_DATA PROVIDED_
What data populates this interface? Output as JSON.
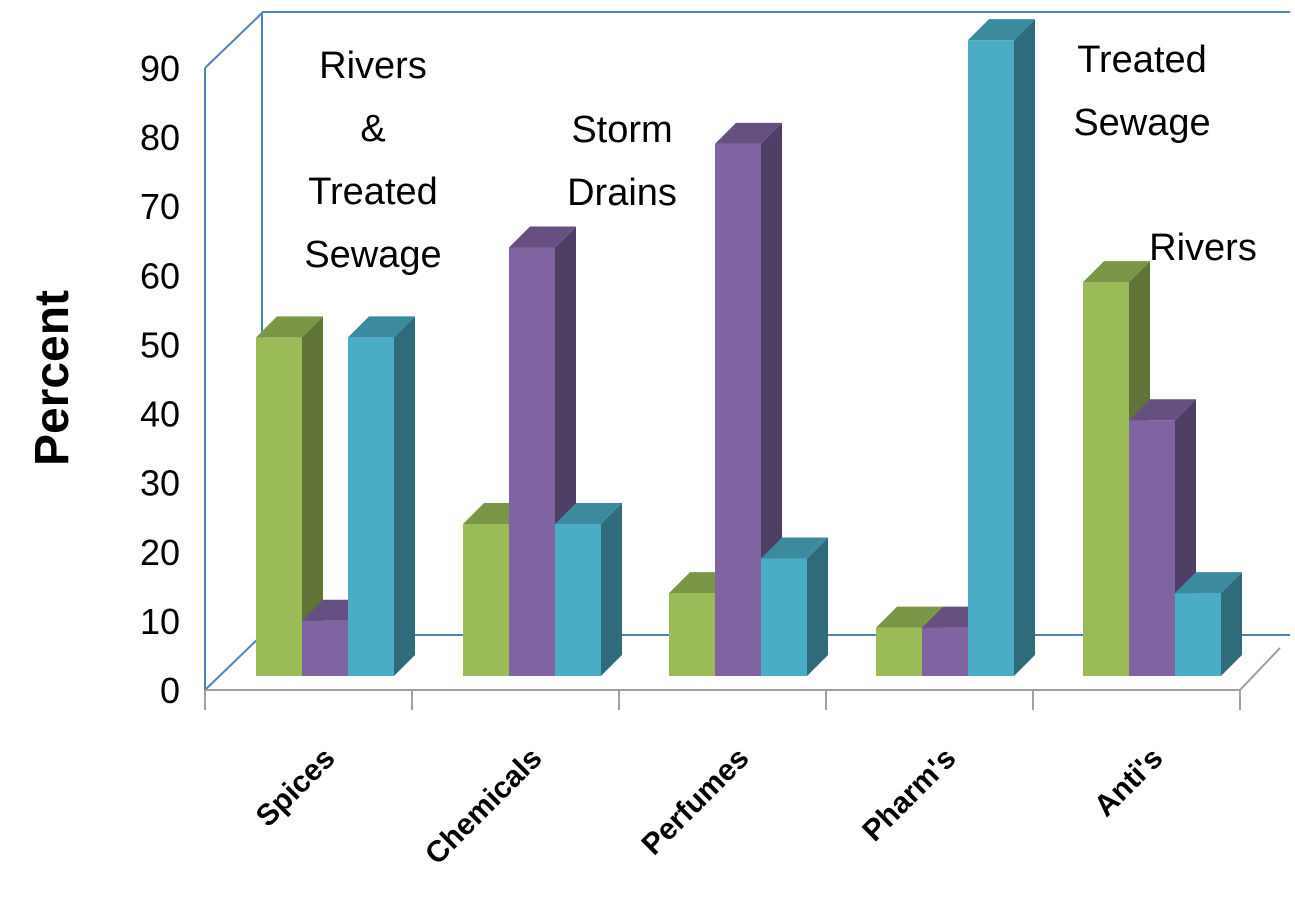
{
  "chart_data": {
    "type": "bar",
    "style": "3d-clustered-column",
    "title": "",
    "xlabel": "",
    "ylabel": "Percent",
    "ylim": [
      0,
      90
    ],
    "yticks": [
      "0",
      "10",
      "20",
      "30",
      "40",
      "50",
      "60",
      "70",
      "80",
      "90"
    ],
    "categories": [
      "Spices",
      "Chemicals",
      "Perfumes",
      "Pharm's",
      "Anti's"
    ],
    "series": [
      {
        "color": "#9BBB59",
        "values": [
          49,
          22,
          12,
          7,
          57
        ]
      },
      {
        "color": "#8064A2",
        "values": [
          8,
          62,
          77,
          7,
          37
        ]
      },
      {
        "color": "#4BACC6",
        "values": [
          49,
          22,
          17,
          92,
          12
        ]
      }
    ],
    "annotations": [
      {
        "lines": [
          "Rivers",
          "&",
          "Treated",
          "Sewage"
        ]
      },
      {
        "lines": [
          "Storm",
          "Drains"
        ]
      },
      {
        "lines": [
          "Treated",
          "Sewage"
        ]
      },
      {
        "lines": [
          "Rivers"
        ]
      }
    ],
    "grid": false,
    "legend": "none"
  }
}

_WHAT TO PRODUCE_
Return all the entries word for word, but omit any pictures they contain.

_TASK SOLUTION_
What data populates this interface? Output as JSON.
{
  "chart_data": {
    "type": "bar",
    "style": "3d-clustered-column",
    "title": "",
    "xlabel": "",
    "ylabel": "Percent",
    "ylim": [
      0,
      90
    ],
    "yticks": [
      "0",
      "10",
      "20",
      "30",
      "40",
      "50",
      "60",
      "70",
      "80",
      "90"
    ],
    "categories": [
      "Spices",
      "Chemicals",
      "Perfumes",
      "Pharm's",
      "Anti's"
    ],
    "series": [
      {
        "color": "#9BBB59",
        "values": [
          49,
          22,
          12,
          7,
          57
        ]
      },
      {
        "color": "#8064A2",
        "values": [
          8,
          62,
          77,
          7,
          37
        ]
      },
      {
        "color": "#4BACC6",
        "values": [
          49,
          22,
          17,
          92,
          12
        ]
      }
    ],
    "annotations": [
      {
        "lines": [
          "Rivers",
          "&",
          "Treated",
          "Sewage"
        ]
      },
      {
        "lines": [
          "Storm",
          "Drains"
        ]
      },
      {
        "lines": [
          "Treated",
          "Sewage"
        ]
      },
      {
        "lines": [
          "Rivers"
        ]
      }
    ],
    "grid": false,
    "legend": "none"
  }
}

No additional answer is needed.